- Prompt:
Print the complete set of entries exactly.

- Extracted data:
━━━━━━━━━━

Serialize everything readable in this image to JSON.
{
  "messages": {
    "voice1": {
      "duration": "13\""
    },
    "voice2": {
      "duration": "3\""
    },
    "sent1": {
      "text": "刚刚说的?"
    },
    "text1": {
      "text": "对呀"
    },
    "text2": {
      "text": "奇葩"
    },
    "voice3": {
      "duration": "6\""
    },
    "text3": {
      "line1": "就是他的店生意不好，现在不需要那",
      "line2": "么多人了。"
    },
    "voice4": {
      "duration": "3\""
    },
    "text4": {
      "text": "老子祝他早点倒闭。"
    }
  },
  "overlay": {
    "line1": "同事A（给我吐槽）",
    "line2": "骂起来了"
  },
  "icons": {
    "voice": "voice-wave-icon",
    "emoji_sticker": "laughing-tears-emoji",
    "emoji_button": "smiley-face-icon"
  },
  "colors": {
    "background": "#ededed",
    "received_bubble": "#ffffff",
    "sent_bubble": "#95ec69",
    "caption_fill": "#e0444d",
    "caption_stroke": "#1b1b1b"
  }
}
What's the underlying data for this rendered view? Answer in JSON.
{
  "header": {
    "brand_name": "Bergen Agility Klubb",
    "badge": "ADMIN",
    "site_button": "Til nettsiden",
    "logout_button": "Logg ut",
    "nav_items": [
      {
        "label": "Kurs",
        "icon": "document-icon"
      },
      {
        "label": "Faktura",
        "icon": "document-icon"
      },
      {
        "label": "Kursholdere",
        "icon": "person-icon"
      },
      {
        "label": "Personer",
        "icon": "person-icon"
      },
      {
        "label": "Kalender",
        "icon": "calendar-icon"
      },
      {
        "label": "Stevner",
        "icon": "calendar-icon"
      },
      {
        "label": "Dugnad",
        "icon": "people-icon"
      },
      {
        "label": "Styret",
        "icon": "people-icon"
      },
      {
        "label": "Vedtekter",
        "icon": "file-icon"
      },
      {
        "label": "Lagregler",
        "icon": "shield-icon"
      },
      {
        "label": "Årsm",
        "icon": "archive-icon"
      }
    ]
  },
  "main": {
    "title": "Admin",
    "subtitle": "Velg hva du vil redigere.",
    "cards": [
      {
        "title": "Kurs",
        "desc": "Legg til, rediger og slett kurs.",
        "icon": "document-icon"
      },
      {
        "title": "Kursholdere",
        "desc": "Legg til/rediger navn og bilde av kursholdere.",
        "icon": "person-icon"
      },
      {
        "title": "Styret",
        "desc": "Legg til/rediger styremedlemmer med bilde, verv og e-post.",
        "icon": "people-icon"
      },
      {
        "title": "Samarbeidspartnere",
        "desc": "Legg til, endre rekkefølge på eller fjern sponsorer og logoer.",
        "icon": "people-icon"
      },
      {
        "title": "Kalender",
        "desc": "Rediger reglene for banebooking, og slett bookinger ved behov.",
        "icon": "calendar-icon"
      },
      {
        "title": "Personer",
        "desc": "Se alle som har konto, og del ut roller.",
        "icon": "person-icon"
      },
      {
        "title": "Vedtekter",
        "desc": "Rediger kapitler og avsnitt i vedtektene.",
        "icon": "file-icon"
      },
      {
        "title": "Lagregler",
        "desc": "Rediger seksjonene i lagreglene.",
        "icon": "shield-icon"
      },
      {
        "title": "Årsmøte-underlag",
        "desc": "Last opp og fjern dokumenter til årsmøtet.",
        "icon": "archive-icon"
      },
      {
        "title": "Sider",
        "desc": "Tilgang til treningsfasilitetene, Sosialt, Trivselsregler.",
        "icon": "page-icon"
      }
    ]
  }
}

━━━━━━━━━━

- Solved exercise:
Serialize everything readable in this image to JSON.
{
  "messages": {
    "voice1": {
      "duration": "13\""
    },
    "voice2": {
      "duration": "3\""
    },
    "sent1": {
      "text": "刚刚说的?"
    },
    "text1": {
      "text": "对呀"
    },
    "text2": {
      "text": "奇葩"
    },
    "voice3": {
      "duration": "6\""
    },
    "text3": {
      "line1": "就是他的店生意不好，现在不需要那",
      "line2": "么多人了。"
    },
    "voice4": {
      "duration": "3\""
    },
    "text4": {
      "text": "老子祝他早点倒闭。"
    }
  },
  "overlay": {
    "line1": "同事A（给我吐槽）",
    "line2": "骂起来了"
  },
  "icons": {
    "voice": "voice-wave-icon",
    "emoji_sticker": "laughing-tears-emoji",
    "emoji_button": "smiley-face-icon"
  },
  "colors": {
    "background": "#ededed",
    "received_bubble": "#ffffff",
    "sent_bubble": "#95ec69",
    "caption_fill": "#e0444d",
    "caption_stroke": "#1b1b1b"
  }
}
What's the underlying data for this rendered view? Answer in JSON.
{
  "header": {
    "brand_name": "Bergen Agility Klubb",
    "badge": "ADMIN",
    "site_button": "Til nettsiden",
    "logout_button": "Logg ut",
    "nav_items": [
      {
        "label": "Kurs",
        "icon": "document-icon"
      },
      {
        "label": "Faktura",
        "icon": "document-icon"
      },
      {
        "label": "Kursholdere",
        "icon": "person-icon"
      },
      {
        "label": "Personer",
        "icon": "person-icon"
      },
      {
        "label": "Kalender",
        "icon": "calendar-icon"
      },
      {
        "label": "Stevner",
        "icon": "calendar-icon"
      },
      {
        "label": "Dugnad",
        "icon": "people-icon"
      },
      {
        "label": "Styret",
        "icon": "people-icon"
      },
      {
        "label": "Vedtekter",
        "icon": "file-icon"
      },
      {
        "label": "Lagregler",
        "icon": "shield-icon"
      },
      {
        "label": "Årsm",
        "icon": "archive-icon"
      }
    ]
  },
  "main": {
    "title": "Admin",
    "subtitle": "Velg hva du vil redigere.",
    "cards": [
      {
        "title": "Kurs",
        "desc": "Legg til, rediger og slett kurs.",
        "icon": "document-icon"
      },
      {
        "title": "Kursholdere",
        "desc": "Legg til/rediger navn og bilde av kursholdere.",
        "icon": "person-icon"
      },
      {
        "title": "Styret",
        "desc": "Legg til/rediger styremedlemmer med bilde, verv og e-post.",
        "icon": "people-icon"
      },
      {
        "title": "Samarbeidspartnere",
        "desc": "Legg til, endre rekkefølge på eller fjern sponsorer og logoer.",
        "icon": "people-icon"
      },
      {
        "title": "Kalender",
        "desc": "Rediger reglene for banebooking, og slett bookinger ved behov.",
        "icon": "calendar-icon"
      },
      {
        "title": "Personer",
        "desc": "Se alle som har konto, og del ut roller.",
        "icon": "person-icon"
      },
      {
        "title": "Vedtekter",
        "desc": "Rediger kapitler og avsnitt i vedtektene.",
        "icon": "file-icon"
      },
      {
        "title": "Lagregler",
        "desc": "Rediger seksjonene i lagreglene.",
        "icon": "shield-icon"
      },
      {
        "title": "Årsmøte-underlag",
        "desc": "Last opp og fjern dokumenter til årsmøtet.",
        "icon": "archive-icon"
      },
      {
        "title": "Sider",
        "desc": "Tilgang til treningsfasilitetene, Sosialt, Trivselsregler.",
        "icon": "page-icon"
      }
    ]
  }
}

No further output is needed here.